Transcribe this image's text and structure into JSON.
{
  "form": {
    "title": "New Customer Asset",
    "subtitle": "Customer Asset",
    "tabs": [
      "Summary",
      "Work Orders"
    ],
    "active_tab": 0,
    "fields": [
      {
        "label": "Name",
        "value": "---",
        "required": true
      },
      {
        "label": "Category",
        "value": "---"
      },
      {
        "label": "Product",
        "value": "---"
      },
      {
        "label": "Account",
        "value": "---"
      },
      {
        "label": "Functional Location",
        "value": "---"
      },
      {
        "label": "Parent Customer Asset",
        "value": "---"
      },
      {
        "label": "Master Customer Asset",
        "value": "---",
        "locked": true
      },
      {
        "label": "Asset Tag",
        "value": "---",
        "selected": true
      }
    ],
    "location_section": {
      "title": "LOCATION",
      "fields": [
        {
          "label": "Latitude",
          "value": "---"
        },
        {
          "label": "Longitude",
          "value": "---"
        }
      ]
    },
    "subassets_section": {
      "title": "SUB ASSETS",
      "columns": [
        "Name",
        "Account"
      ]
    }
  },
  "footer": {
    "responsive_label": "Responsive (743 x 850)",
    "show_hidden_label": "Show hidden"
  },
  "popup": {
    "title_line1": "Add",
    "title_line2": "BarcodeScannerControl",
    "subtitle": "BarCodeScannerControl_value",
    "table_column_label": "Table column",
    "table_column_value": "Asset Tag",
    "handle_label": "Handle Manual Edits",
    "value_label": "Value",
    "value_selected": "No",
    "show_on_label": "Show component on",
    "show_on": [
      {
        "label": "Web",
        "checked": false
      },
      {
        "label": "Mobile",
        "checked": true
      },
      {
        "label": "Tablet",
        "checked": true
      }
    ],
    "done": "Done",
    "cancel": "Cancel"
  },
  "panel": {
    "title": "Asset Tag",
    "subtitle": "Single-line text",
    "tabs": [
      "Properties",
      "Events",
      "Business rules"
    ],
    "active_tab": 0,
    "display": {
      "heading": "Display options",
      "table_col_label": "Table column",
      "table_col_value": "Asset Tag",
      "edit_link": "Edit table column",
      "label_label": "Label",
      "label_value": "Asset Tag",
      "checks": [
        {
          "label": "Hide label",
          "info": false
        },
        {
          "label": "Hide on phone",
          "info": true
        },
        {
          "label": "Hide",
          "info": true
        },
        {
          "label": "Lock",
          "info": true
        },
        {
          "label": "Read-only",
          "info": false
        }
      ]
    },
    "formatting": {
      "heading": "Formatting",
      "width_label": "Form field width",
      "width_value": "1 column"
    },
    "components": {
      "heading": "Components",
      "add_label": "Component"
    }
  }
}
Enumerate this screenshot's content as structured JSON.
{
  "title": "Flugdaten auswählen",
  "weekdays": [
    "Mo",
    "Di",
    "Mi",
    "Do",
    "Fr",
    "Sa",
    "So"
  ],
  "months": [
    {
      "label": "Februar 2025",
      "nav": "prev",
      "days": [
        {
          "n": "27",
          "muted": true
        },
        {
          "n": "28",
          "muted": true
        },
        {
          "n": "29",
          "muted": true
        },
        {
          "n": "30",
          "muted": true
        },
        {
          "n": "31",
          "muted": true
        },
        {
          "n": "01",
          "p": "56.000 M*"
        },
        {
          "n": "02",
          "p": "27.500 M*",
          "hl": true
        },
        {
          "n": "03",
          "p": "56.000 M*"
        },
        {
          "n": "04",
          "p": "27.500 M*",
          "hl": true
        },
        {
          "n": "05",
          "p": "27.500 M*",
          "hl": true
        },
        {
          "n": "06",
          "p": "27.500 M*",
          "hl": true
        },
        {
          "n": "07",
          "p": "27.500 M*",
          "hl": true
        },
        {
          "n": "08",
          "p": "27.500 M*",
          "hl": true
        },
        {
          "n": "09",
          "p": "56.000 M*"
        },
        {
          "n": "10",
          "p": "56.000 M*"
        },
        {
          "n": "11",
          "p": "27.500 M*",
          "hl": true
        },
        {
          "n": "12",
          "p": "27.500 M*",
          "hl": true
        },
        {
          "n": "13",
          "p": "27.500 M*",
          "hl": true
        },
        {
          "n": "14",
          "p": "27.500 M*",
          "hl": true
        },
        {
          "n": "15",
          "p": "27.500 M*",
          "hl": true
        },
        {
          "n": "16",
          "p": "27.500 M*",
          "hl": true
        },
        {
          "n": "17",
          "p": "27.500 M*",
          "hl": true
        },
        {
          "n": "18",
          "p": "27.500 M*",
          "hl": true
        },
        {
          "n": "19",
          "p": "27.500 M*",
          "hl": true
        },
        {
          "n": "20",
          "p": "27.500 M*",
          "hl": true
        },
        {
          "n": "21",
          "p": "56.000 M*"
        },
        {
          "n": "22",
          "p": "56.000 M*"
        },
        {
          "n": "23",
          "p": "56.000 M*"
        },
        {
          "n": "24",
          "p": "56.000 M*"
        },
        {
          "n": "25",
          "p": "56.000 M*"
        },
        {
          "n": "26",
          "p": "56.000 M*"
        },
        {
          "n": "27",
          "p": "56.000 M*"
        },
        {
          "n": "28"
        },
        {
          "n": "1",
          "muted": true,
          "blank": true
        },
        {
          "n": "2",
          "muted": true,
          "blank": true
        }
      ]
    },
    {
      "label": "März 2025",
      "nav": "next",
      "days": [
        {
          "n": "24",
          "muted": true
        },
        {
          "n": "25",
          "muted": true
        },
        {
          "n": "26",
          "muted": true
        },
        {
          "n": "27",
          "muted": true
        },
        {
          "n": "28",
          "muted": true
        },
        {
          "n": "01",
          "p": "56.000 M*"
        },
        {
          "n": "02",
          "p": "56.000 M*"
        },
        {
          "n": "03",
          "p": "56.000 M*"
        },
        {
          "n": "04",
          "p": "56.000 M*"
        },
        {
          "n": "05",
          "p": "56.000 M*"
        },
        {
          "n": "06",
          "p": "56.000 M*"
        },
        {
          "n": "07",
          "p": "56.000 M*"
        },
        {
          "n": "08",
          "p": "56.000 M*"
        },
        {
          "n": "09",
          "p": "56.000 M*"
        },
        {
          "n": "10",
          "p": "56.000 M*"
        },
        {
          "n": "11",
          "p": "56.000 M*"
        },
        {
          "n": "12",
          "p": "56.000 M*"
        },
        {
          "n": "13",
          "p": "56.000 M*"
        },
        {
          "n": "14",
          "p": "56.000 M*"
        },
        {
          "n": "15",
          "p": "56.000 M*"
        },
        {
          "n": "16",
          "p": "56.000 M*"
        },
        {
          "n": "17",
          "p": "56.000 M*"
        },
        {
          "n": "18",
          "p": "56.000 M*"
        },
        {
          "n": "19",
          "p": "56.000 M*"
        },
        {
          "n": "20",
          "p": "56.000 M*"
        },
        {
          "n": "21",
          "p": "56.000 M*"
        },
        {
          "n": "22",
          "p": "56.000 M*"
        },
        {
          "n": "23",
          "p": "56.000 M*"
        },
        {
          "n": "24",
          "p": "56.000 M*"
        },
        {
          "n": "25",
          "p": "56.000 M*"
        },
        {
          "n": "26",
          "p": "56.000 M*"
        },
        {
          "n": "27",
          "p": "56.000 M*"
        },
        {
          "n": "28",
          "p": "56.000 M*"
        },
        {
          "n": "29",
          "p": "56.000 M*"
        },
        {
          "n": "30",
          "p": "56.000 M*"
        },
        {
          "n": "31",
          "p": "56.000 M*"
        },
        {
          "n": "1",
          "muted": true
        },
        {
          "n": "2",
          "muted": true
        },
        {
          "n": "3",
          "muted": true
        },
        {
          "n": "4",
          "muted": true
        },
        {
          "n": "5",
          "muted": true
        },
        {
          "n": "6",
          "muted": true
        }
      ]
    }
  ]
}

==============================

TASK OBJECTIVE: Filter the entries down to the lines containing "Hide". Copy each of those lines.

COMPLETED EXERCISE:
          "label": "Hide label",
          "label": "Hide on phone",
          "label": "Hide",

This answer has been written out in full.